• EXERCISE PROMPT:
Edit the lines of the material so that each occurrence of "tile-grid-line" becomes "grid-divider". Leave every other part unchanged.

(Element box records)

────────

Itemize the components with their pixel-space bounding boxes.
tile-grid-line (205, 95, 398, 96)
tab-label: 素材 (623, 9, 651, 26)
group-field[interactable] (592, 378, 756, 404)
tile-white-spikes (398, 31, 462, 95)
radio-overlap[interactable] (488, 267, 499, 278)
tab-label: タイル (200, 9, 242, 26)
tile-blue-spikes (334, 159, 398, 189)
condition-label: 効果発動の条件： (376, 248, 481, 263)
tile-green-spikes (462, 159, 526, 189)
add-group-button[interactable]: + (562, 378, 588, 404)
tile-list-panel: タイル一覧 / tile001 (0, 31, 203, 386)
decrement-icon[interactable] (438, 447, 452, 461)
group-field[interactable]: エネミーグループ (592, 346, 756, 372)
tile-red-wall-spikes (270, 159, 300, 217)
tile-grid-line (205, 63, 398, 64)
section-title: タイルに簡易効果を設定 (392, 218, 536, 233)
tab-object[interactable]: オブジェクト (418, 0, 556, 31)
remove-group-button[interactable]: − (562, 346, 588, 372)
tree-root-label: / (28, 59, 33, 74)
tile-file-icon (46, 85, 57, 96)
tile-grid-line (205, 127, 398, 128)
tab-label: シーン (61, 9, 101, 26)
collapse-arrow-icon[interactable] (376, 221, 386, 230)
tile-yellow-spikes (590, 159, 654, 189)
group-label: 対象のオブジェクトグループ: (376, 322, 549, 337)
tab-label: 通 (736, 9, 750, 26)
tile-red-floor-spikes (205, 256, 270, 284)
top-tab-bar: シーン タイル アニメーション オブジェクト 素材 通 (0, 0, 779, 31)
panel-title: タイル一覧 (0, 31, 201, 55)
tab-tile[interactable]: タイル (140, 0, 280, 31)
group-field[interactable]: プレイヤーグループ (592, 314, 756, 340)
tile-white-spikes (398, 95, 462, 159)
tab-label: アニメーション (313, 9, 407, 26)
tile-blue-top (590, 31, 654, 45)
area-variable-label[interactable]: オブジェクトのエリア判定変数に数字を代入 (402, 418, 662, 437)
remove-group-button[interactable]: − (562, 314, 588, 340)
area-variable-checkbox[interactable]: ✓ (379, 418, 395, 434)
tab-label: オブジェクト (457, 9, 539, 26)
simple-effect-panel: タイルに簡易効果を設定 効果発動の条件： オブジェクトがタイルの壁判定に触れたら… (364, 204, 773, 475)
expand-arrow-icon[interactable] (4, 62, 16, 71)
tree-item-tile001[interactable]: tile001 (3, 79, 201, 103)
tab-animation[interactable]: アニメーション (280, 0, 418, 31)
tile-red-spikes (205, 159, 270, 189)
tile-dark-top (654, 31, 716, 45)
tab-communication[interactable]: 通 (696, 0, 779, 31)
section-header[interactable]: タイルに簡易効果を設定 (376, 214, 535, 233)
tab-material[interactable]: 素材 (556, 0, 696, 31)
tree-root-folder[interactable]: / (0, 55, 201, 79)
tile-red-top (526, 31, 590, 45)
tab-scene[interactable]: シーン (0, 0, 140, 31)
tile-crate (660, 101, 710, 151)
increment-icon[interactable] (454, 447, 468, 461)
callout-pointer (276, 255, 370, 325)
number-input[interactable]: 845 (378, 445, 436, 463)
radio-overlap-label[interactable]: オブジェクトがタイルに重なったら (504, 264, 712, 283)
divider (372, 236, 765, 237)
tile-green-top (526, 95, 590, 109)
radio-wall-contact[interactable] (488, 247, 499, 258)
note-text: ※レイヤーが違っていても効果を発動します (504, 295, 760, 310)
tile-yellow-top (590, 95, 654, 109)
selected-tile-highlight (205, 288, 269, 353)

────────

• ANSWER FOR THIS EXERCISE:
Itemize the components with their pixel-space bounding boxes.
grid-divider (205, 95, 398, 96)
tab-label: 素材 (623, 9, 651, 26)
group-field[interactable] (592, 378, 756, 404)
tile-white-spikes (398, 31, 462, 95)
radio-overlap[interactable] (488, 267, 499, 278)
tab-label: タイル (200, 9, 242, 26)
tile-blue-spikes (334, 159, 398, 189)
condition-label: 効果発動の条件： (376, 248, 481, 263)
tile-green-spikes (462, 159, 526, 189)
add-group-button[interactable]: + (562, 378, 588, 404)
tile-list-panel: タイル一覧 / tile001 (0, 31, 203, 386)
decrement-icon[interactable] (438, 447, 452, 461)
group-field[interactable]: エネミーグループ (592, 346, 756, 372)
tile-red-wall-spikes (270, 159, 300, 217)
grid-divider (205, 63, 398, 64)
section-title: タイルに簡易効果を設定 (392, 218, 536, 233)
tab-object[interactable]: オブジェクト (418, 0, 556, 31)
remove-group-button[interactable]: − (562, 346, 588, 372)
tree-root-label: / (28, 59, 33, 74)
tile-file-icon (46, 85, 57, 96)
grid-divider (205, 127, 398, 128)
tab-label: シーン (61, 9, 101, 26)
collapse-arrow-icon[interactable] (376, 221, 386, 230)
tile-yellow-spikes (590, 159, 654, 189)
group-label: 対象のオブジェクトグループ: (376, 322, 549, 337)
tab-label: 通 (736, 9, 750, 26)
tile-red-floor-spikes (205, 256, 270, 284)
top-tab-bar: シーン タイル アニメーション オブジェクト 素材 通 (0, 0, 779, 31)
panel-title: タイル一覧 (0, 31, 201, 55)
tab-tile[interactable]: タイル (140, 0, 280, 31)
group-field[interactable]: プレイヤーグループ (592, 314, 756, 340)
tile-white-spikes (398, 95, 462, 159)
tab-label: アニメーション (313, 9, 407, 26)
tile-blue-top (590, 31, 654, 45)
area-variable-label[interactable]: オブジェクトのエリア判定変数に数字を代入 (402, 418, 662, 437)
remove-group-button[interactable]: − (562, 314, 588, 340)
area-variable-checkbox[interactable]: ✓ (379, 418, 395, 434)
tab-label: オブジェクト (457, 9, 539, 26)
simple-effect-panel: タイルに簡易効果を設定 効果発動の条件： オブジェクトがタイルの壁判定に触れたら… (364, 204, 773, 475)
expand-arrow-icon[interactable] (4, 62, 16, 71)
tree-item-tile001[interactable]: tile001 (3, 79, 201, 103)
tab-animation[interactable]: アニメーション (280, 0, 418, 31)
tile-red-spikes (205, 159, 270, 189)
tile-dark-top (654, 31, 716, 45)
tab-communication[interactable]: 通 (696, 0, 779, 31)
section-header[interactable]: タイルに簡易効果を設定 (376, 214, 535, 233)
tab-material[interactable]: 素材 (556, 0, 696, 31)
tree-root-folder[interactable]: / (0, 55, 201, 79)
tile-red-top (526, 31, 590, 45)
tab-scene[interactable]: シーン (0, 0, 140, 31)
tile-crate (660, 101, 710, 151)
increment-icon[interactable] (454, 447, 468, 461)
callout-pointer (276, 255, 370, 325)
number-input[interactable]: 845 (378, 445, 436, 463)
radio-overlap-label[interactable]: オブジェクトがタイルに重なったら (504, 264, 712, 283)
divider (372, 236, 765, 237)
tile-green-top (526, 95, 590, 109)
radio-wall-contact[interactable] (488, 247, 499, 258)
note-text: ※レイヤーが違っていても効果を発動します (504, 295, 760, 310)
tile-yellow-top (590, 95, 654, 109)
selected-tile-highlight (205, 288, 269, 353)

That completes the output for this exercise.